# OBJECTIVE:
Determine how many lines include the word "crops", then give that number and nothing more.

• • • • •

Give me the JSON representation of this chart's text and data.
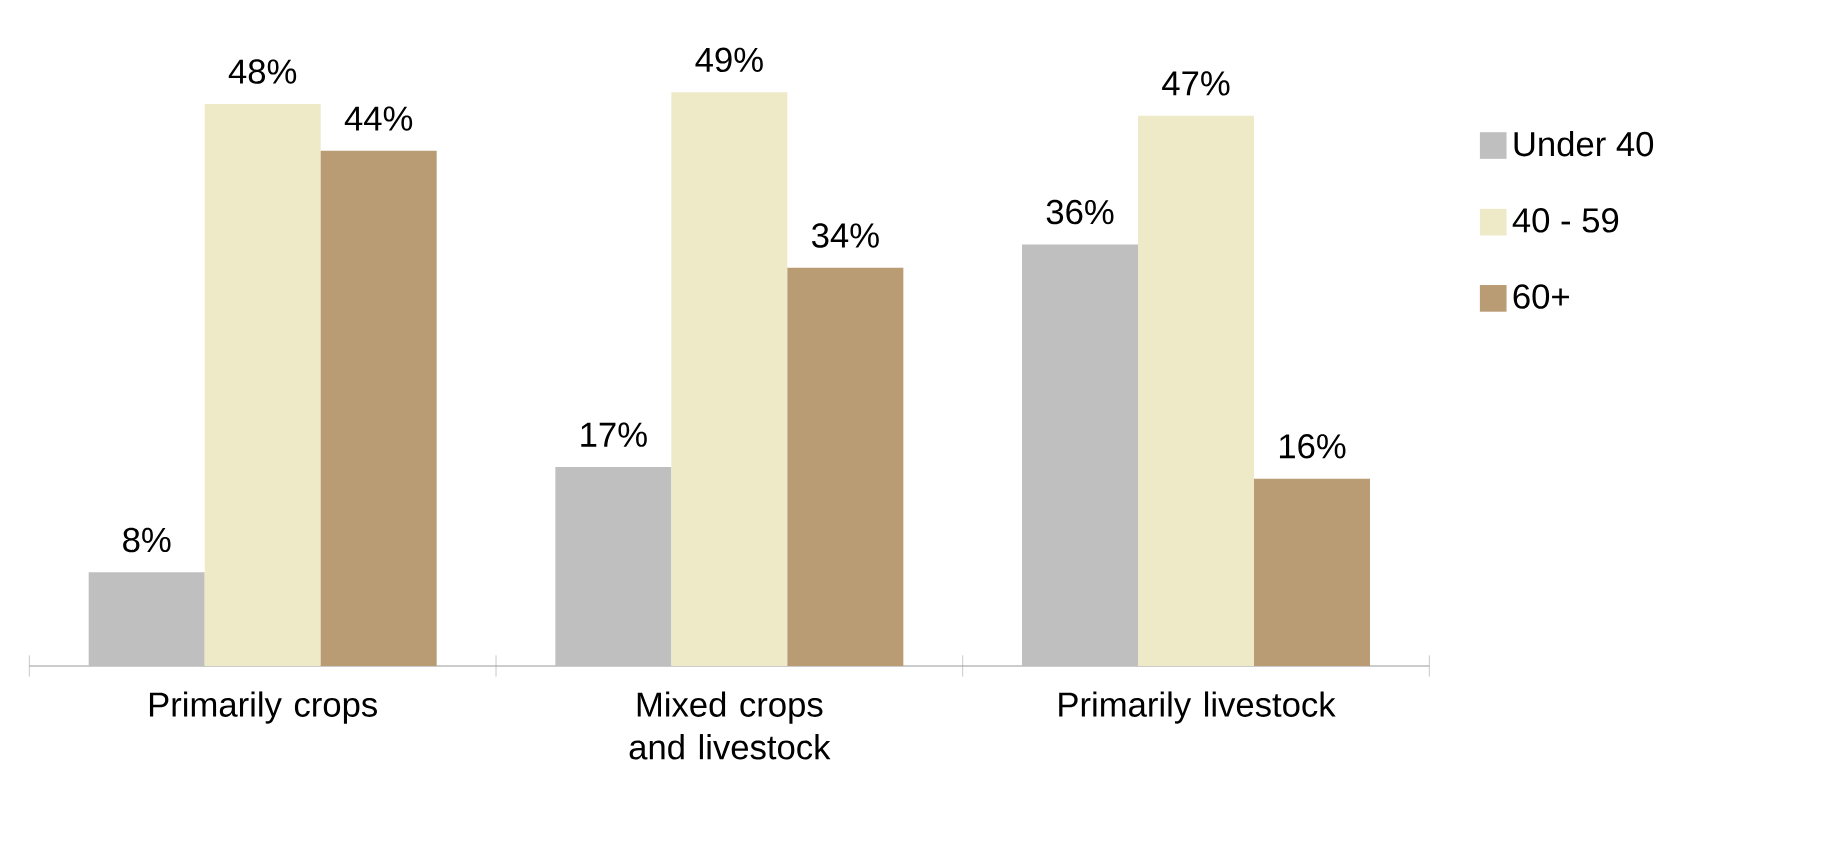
{
  "chart_data": {
    "type": "bar",
    "categories": [
      "Primarily crops",
      "Mixed crops and livestock",
      "Primarily livestock"
    ],
    "series": [
      {
        "name": "Under 40",
        "color": "#bfbfbf",
        "values": [
          8,
          17,
          36
        ],
        "value_labels": [
          "8%",
          "17%",
          "36%"
        ]
      },
      {
        "name": "40 - 59",
        "color": "#eeeac8",
        "values": [
          48,
          49,
          47
        ],
        "value_labels": [
          "48%",
          "49%",
          "47%"
        ]
      },
      {
        "name": "60+",
        "color": "#b99b74",
        "values": [
          44,
          34,
          16
        ],
        "value_labels": [
          "44%",
          "34%",
          "16%"
        ]
      }
    ],
    "legend": "right"
  }
}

• • • • •

# OUTPUT OF THE TASK:
2